EXERCISE TASK
Please write out the material that follows, exactly as it stands.

DATASET RECORDS
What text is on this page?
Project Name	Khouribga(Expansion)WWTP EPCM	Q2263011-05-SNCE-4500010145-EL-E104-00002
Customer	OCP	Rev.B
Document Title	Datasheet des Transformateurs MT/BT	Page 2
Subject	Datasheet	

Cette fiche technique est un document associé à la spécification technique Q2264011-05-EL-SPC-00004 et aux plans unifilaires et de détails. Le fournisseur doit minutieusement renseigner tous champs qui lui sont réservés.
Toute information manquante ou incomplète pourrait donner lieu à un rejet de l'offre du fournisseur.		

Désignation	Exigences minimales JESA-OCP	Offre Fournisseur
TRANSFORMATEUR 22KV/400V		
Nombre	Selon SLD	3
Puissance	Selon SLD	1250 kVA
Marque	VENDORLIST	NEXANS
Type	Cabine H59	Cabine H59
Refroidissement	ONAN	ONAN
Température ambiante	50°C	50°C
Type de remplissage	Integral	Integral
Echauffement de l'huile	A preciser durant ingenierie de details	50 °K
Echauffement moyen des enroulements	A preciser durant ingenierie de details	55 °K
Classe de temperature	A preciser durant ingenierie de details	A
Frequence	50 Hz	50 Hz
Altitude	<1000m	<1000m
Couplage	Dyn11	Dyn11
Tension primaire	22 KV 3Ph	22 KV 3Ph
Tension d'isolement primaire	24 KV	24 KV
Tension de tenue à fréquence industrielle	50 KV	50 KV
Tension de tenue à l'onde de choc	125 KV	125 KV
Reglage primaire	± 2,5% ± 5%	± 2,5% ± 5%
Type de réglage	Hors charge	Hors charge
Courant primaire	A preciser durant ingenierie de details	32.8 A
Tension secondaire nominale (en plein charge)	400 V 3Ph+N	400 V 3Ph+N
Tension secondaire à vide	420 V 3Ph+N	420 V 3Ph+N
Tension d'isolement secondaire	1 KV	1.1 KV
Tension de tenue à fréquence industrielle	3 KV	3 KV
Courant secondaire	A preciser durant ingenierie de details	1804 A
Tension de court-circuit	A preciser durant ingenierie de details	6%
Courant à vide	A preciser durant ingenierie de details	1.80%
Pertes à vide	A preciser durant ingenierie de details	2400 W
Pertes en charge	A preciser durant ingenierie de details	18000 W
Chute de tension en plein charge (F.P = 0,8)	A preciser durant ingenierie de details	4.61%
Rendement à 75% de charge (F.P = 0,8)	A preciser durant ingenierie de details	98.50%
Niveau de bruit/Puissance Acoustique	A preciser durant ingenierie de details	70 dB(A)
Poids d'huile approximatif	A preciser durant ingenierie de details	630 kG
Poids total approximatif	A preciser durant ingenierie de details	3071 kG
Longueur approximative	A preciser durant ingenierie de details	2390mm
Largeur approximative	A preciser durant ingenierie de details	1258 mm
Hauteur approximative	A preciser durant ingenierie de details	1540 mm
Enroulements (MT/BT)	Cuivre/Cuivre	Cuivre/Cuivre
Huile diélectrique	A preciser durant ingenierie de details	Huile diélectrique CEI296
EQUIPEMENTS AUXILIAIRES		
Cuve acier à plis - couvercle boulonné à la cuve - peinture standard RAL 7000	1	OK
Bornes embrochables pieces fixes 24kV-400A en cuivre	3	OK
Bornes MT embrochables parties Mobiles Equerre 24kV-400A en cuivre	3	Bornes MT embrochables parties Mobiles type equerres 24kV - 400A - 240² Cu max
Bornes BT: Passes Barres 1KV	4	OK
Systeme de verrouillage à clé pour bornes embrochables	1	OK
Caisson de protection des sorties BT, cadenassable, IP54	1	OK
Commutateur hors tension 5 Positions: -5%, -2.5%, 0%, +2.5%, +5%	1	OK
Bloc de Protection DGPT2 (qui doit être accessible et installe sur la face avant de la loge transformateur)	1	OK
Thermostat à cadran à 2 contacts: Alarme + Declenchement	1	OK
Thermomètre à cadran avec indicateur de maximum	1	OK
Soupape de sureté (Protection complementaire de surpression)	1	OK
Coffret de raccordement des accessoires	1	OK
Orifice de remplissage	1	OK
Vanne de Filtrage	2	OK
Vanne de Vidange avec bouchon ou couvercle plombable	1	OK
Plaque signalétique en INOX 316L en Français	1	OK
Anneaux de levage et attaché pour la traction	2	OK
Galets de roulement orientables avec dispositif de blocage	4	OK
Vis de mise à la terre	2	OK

TASK OUTPUT
What text is on this page?
Project Name	Khouribga(Expansion)WWTP EPCM	Q2263011-05-SNCE-4500010145-EL-E104-00002
Customer	OCP	Rev.B
Document Title	Datasheet des Transformateurs MT/BT	Page 2
Subject	Datasheet	

Cette fiche technique est un document associé à la spécification technique Q2264011-05-EL-SPC-00004 et aux plans unifilaires et de détails. Le fournisseur doit minutieusement renseigner tous champs qui lui sont réservés.
Toute information manquante ou incomplète pourrait donner lieu à un rejet de l'offre du fournisseur.		

Désignation	Exigences minimales JESA-OCP	Offre Fournisseur
TRANSFORMATEUR 22KV/400V		
Nombre	Selon SLD	3
Puissance	Selon SLD	1250 kVA
Marque	VENDORLIST	NEXANS
Type	Cabine H59	Cabine H59
Refroidissement	ONAN	ONAN
Température ambiante	50°C	50°C
Type de remplissage	Integral	Integral
Echauffement de l'huile	A preciser durant ingenierie de details	50 °K
Echauffement moyen des enroulements	A preciser durant ingenierie de details	55 °K
Classe de temperature	A preciser durant ingenierie de details	A
Frequence	50 Hz	50 Hz
Altitude	<1000m	<1000m
Couplage	Dyn11	Dyn11
Tension primaire	22 KV 3Ph	22 KV 3Ph
Tension d'isolement primaire	24 KV	24 KV
Tension de tenue à fréquence industrielle	50 KV	50 KV
Tension de tenue à l'onde de choc	125 KV	125 KV
Reglage primaire	± 2,5% ± 5%	± 2,5% ± 5%
Type de réglage	Hors charge	Hors charge
Courant primaire	A preciser durant ingenierie de details	32.8 A
Tension secondaire nominale (en plein charge)	400 V 3Ph+N	400 V 3Ph+N
Tension secondaire à vide	420 V 3Ph+N	420 V 3Ph+N
Tension d'isolement secondaire	1 KV	1.1 KV
Tension de tenue à fréquence industrielle	3 KV	3 KV
Courant secondaire	A preciser durant ingenierie de details	1804 A
Tension de court-circuit	A preciser durant ingenierie de details	6%
Courant à vide	A preciser durant ingenierie de details	1.80%
Pertes à vide	A preciser durant ingenierie de details	2400 W
Pertes en charge	A preciser durant ingenierie de details	18000 W
Chute de tension en plein charge (F.P = 0,8)	A preciser durant ingenierie de details	4.61%
Rendement à 75% de charge (F.P = 0,8)	A preciser durant ingenierie de details	98.50%
Niveau de bruit/Puissance Acoustique	A preciser durant ingenierie de details	70 dB(A)
Poids d'huile approximatif	A preciser durant ingenierie de details	630 kG
Poids total approximatif	A preciser durant ingenierie de details	3071 kG
Longueur approximative	A preciser durant ingenierie de details	2390mm
Largeur approximative	A preciser durant ingenierie de details	1258 mm
Hauteur approximative	A preciser durant ingenierie de details	1540 mm
Enroulements (MT/BT)	Cuivre/Cuivre	Cuivre/Cuivre
Huile diélectrique	A preciser durant ingenierie de details	Huile diélectrique CEI296
EQUIPEMENTS AUXILIAIRES		
Cuve acier à plis - couvercle boulonné à la cuve - peinture standard RAL 7000	1	OK
Bornes embrochables pieces fixes 24kV-400A en cuivre	3	OK
Bornes MT embrochables parties Mobiles Equerre 24kV-400A en cuivre	3	Bornes MT embrochables parties Mobiles type equerres 24kV - 400A - 240² Cu max
Bornes BT: Passes Barres 1KV	4	OK
Systeme de verrouillage à clé pour bornes embrochables	1	OK
Caisson de protection des sorties BT, cadenassable, IP54	1	OK
Commutateur hors tension 5 Positions: -5%, -2.5%, 0%, +2.5%, +5%	1	OK
Bloc de Protection DGPT2 (qui doit être accessible et installe sur la face avant de la loge transformateur)	1	OK
Thermostat à cadran à 2 contacts: Alarme + Declenchement	1	OK
Thermomètre à cadran avec indicateur de maximum	1	OK
Soupape de sureté (Protection complementaire de surpression)	1	OK
Coffret de raccordement des accessoires	1	OK
Orifice de remplissage	1	OK
Vanne de Filtrage	2	OK
Vanne de Vidange avec bouchon ou couvercle plombable	1	OK
Plaque signalétique en INOX 316L en Français	1	OK
Anneaux de levage et attaché pour la traction	2	OK
Galets de roulement orientables avec dispositif de blocage	4	OK
Vis de mise à la terre	2	OK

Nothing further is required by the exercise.